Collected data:
|---|

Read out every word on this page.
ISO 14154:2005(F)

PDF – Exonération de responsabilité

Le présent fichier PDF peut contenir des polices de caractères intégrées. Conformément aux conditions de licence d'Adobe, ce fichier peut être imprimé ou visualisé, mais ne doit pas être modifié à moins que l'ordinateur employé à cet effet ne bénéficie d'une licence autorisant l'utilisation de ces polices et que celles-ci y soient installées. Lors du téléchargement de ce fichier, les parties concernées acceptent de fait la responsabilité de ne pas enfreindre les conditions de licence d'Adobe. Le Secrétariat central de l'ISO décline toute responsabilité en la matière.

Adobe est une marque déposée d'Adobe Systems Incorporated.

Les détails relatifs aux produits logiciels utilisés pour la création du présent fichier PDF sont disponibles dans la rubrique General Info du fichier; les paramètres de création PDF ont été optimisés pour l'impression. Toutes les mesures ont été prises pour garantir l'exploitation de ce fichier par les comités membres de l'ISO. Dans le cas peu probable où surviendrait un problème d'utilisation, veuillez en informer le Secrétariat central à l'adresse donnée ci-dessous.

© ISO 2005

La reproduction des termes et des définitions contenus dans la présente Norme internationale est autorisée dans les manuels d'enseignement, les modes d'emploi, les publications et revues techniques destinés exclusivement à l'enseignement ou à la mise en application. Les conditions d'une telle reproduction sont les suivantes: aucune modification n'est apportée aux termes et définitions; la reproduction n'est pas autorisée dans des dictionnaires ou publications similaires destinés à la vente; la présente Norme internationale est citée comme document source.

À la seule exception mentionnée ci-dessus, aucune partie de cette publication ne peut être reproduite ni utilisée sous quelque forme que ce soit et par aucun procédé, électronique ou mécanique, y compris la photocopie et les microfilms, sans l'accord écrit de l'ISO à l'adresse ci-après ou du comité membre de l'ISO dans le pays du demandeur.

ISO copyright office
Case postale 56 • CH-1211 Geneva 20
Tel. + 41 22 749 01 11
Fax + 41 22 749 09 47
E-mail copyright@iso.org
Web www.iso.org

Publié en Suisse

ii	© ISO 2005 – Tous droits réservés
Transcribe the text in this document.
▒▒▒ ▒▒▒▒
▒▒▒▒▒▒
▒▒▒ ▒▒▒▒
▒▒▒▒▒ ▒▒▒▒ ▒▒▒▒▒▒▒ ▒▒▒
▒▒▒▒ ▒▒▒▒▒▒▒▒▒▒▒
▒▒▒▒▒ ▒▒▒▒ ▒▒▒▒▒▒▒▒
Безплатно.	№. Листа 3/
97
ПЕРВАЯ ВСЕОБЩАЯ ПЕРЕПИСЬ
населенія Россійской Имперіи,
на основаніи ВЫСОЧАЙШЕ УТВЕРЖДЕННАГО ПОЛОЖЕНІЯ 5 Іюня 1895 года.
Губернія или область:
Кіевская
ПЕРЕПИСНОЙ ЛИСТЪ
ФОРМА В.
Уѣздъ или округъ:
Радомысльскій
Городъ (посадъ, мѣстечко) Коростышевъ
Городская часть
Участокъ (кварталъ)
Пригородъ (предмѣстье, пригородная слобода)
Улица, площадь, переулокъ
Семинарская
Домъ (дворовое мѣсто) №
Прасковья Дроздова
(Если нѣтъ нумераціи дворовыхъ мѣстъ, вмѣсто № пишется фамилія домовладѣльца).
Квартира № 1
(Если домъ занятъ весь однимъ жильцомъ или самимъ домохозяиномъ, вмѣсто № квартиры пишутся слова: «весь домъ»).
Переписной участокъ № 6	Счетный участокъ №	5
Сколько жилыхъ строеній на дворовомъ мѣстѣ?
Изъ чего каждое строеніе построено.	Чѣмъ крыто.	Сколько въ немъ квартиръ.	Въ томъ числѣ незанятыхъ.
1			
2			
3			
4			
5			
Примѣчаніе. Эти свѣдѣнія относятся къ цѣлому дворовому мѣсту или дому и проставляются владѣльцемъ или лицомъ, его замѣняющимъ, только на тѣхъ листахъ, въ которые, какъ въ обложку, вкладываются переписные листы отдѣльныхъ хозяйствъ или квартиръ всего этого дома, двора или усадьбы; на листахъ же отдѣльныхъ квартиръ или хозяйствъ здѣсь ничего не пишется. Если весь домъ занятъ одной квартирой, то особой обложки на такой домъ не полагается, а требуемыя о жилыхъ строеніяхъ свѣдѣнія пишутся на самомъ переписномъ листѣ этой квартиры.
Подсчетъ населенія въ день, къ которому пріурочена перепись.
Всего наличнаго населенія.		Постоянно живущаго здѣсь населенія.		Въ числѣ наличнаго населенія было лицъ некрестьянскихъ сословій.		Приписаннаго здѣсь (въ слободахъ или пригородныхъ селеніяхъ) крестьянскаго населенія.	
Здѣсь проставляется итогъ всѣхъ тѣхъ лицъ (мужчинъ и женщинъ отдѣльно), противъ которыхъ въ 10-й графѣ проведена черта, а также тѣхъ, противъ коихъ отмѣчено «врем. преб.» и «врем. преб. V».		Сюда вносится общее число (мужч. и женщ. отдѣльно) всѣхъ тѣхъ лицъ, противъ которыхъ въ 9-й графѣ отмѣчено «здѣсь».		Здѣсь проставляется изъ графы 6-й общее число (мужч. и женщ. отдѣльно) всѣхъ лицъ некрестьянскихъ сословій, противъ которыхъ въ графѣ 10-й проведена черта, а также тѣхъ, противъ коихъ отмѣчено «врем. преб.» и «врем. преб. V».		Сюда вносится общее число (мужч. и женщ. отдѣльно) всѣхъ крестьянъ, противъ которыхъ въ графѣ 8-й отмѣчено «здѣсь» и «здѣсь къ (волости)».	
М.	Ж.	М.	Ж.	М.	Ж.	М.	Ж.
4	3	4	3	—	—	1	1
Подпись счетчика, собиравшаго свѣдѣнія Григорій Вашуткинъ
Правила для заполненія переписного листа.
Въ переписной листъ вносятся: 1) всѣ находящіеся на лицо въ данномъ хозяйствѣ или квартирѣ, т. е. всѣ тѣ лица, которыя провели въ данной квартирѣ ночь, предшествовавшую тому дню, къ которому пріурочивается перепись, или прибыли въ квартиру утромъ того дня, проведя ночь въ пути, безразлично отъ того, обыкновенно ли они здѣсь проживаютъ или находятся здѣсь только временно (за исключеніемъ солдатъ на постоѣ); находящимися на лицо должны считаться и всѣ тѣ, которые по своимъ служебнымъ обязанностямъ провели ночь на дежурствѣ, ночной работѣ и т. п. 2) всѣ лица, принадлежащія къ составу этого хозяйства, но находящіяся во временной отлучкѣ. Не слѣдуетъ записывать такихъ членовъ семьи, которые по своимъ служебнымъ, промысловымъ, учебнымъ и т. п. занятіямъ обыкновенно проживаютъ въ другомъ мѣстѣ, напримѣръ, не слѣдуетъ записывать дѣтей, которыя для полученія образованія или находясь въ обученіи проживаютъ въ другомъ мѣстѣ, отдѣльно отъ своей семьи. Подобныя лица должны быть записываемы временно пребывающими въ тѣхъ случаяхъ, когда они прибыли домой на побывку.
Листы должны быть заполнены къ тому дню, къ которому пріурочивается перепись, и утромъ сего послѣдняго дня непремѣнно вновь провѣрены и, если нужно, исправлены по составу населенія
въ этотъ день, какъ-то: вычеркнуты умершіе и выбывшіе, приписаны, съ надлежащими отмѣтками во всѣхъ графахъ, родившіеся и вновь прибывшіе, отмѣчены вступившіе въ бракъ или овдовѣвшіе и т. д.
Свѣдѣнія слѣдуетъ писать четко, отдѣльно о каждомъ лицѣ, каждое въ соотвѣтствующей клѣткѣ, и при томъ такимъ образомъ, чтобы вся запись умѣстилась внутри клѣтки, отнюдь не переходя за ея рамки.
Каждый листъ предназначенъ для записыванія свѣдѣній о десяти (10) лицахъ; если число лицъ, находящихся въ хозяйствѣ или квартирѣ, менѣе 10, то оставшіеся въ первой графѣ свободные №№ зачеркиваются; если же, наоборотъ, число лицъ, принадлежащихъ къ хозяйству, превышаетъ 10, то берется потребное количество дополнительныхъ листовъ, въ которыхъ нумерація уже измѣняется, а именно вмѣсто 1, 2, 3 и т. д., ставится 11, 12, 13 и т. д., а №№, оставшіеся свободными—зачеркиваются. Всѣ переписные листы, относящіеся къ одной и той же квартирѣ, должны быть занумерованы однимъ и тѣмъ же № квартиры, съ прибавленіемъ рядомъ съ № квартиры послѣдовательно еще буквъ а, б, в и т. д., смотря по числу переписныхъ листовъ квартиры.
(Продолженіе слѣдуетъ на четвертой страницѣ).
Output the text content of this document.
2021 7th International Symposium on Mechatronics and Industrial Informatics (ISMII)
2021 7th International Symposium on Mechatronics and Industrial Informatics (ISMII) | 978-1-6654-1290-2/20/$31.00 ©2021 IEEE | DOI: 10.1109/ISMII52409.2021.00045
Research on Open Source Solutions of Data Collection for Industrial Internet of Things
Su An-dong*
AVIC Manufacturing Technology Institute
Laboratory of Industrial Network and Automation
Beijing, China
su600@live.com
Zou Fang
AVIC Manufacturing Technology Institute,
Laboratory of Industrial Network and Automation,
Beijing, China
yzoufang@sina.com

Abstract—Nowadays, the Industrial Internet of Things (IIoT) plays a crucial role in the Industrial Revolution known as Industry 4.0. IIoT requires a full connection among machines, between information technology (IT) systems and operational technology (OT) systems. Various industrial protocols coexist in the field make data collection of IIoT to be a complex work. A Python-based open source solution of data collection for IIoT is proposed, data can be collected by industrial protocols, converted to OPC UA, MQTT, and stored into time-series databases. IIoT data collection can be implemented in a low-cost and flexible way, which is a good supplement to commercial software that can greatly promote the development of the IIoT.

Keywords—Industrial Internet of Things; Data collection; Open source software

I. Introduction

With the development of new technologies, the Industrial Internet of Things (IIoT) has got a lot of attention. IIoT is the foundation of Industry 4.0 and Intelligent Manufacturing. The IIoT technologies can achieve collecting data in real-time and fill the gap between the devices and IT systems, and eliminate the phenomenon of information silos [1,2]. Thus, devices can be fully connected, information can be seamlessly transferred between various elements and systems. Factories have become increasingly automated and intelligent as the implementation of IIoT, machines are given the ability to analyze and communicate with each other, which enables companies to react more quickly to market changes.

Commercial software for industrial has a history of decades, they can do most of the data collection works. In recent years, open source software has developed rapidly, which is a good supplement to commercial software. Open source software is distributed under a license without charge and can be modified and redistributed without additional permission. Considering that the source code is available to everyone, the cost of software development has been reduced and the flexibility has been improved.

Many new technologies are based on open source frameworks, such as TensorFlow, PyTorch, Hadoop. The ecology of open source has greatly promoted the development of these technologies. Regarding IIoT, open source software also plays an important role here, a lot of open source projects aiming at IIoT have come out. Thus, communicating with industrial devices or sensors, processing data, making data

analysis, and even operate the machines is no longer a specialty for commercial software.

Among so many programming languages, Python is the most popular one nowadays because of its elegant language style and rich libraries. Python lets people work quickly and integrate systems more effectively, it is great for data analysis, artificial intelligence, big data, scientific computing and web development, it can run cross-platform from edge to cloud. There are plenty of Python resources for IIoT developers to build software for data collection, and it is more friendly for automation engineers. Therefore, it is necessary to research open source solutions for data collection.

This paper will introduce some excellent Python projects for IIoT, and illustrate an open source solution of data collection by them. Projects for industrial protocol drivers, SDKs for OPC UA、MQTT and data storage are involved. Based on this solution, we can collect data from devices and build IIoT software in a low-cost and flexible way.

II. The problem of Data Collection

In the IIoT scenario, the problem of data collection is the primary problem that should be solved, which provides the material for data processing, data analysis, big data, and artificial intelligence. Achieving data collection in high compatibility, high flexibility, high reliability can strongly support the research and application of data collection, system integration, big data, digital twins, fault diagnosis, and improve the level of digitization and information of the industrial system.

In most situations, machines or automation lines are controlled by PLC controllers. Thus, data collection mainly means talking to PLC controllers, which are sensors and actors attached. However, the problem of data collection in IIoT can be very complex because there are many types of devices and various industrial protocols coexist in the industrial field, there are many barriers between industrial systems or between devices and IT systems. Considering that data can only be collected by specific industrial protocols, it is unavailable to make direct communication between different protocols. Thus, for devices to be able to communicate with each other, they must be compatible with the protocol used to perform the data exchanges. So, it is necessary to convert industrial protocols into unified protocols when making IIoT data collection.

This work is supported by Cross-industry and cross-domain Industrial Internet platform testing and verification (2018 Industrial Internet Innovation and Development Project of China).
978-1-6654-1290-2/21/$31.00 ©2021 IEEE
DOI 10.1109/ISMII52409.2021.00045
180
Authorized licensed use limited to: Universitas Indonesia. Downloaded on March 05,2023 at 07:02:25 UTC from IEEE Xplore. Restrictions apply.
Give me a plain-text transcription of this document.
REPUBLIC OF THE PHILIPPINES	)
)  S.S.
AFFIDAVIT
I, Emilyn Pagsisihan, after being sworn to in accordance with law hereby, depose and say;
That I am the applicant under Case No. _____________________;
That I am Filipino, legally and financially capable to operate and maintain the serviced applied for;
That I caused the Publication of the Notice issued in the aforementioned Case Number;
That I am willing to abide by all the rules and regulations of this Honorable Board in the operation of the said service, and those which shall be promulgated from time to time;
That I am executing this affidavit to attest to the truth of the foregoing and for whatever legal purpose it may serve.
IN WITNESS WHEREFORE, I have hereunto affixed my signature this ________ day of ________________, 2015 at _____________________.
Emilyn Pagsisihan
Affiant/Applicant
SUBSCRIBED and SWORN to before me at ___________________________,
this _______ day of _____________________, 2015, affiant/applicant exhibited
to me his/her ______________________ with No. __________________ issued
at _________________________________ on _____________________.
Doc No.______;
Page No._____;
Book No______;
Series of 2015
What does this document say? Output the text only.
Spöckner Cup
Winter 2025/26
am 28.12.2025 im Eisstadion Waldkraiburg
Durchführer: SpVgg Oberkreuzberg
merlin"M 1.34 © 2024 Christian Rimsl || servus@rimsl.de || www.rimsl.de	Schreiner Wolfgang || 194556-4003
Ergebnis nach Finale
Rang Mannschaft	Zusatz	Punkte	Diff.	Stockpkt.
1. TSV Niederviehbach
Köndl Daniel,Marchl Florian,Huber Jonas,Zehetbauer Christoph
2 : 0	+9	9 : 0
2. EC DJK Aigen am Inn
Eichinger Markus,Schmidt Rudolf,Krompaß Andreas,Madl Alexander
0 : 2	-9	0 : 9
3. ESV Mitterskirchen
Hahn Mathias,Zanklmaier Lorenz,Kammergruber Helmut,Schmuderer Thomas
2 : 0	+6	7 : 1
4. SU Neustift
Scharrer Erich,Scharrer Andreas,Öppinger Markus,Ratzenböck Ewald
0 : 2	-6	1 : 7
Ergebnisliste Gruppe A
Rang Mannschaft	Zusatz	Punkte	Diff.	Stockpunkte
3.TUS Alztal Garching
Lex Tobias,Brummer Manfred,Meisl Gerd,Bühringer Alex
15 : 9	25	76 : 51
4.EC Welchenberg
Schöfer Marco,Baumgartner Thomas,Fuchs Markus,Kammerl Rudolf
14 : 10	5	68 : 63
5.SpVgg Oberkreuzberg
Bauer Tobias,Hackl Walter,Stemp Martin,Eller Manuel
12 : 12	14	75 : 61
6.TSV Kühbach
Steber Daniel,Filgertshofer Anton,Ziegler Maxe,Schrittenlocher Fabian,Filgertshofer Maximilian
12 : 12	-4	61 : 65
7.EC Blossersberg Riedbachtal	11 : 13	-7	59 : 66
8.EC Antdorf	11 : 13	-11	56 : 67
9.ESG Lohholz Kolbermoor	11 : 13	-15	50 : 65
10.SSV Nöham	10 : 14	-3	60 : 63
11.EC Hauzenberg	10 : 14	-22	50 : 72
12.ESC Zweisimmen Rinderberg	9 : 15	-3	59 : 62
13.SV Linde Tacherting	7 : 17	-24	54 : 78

|---|

#### Task
Give only the number of lines in the data that hold the string "AVIC".

#### Complete answer
2